_Stated task_: Will you quote all of the entries, word for word?

____________

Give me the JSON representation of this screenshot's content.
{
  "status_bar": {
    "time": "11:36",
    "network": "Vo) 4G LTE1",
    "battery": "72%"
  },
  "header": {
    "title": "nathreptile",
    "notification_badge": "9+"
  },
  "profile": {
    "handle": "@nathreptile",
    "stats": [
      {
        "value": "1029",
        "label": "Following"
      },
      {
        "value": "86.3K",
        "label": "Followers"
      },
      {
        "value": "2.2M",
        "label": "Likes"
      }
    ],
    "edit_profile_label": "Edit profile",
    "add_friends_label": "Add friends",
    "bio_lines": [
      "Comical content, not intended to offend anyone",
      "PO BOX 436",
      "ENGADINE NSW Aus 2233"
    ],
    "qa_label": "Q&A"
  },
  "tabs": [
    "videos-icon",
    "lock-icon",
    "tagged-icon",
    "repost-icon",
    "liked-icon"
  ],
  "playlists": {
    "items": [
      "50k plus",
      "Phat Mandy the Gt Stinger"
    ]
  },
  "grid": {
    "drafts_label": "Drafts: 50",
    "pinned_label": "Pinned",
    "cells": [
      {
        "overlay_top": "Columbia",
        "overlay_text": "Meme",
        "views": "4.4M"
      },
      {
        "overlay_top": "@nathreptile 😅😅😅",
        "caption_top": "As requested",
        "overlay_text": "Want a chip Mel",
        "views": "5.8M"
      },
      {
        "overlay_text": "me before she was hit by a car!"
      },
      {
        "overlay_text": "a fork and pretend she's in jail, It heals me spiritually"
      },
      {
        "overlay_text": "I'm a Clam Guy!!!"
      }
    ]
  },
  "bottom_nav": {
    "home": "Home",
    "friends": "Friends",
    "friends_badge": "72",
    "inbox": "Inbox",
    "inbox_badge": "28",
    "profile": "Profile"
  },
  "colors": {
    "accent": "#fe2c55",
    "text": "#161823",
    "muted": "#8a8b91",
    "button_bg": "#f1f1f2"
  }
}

____________

_Expected answer_:
Give me the JSON representation of this screenshot's content.
{
  "status_bar": {
    "time": "11:36",
    "network": "Vo) 4G LTE1",
    "battery": "72%"
  },
  "header": {
    "title": "nathreptile",
    "notification_badge": "9+"
  },
  "profile": {
    "handle": "@nathreptile",
    "stats": [
      {
        "value": "1029",
        "label": "Following"
      },
      {
        "value": "86.3K",
        "label": "Followers"
      },
      {
        "value": "2.2M",
        "label": "Likes"
      }
    ],
    "edit_profile_label": "Edit profile",
    "add_friends_label": "Add friends",
    "bio_lines": [
      "Comical content, not intended to offend anyone",
      "PO BOX 436",
      "ENGADINE NSW Aus 2233"
    ],
    "qa_label": "Q&A"
  },
  "tabs": [
    "videos-icon",
    "lock-icon",
    "tagged-icon",
    "repost-icon",
    "liked-icon"
  ],
  "playlists": {
    "items": [
      "50k plus",
      "Phat Mandy the Gt Stinger"
    ]
  },
  "grid": {
    "drafts_label": "Drafts: 50",
    "pinned_label": "Pinned",
    "cells": [
      {
        "overlay_top": "Columbia",
        "overlay_text": "Meme",
        "views": "4.4M"
      },
      {
        "overlay_top": "@nathreptile 😅😅😅",
        "caption_top": "As requested",
        "overlay_text": "Want a chip Mel",
        "views": "5.8M"
      },
      {
        "overlay_text": "me before she was hit by a car!"
      },
      {
        "overlay_text": "a fork and pretend she's in jail, It heals me spiritually"
      },
      {
        "overlay_text": "I'm a Clam Guy!!!"
      }
    ]
  },
  "bottom_nav": {
    "home": "Home",
    "friends": "Friends",
    "friends_badge": "72",
    "inbox": "Inbox",
    "inbox_badge": "28",
    "profile": "Profile"
  },
  "colors": {
    "accent": "#fe2c55",
    "text": "#161823",
    "muted": "#8a8b91",
    "button_bg": "#f1f1f2"
  }
}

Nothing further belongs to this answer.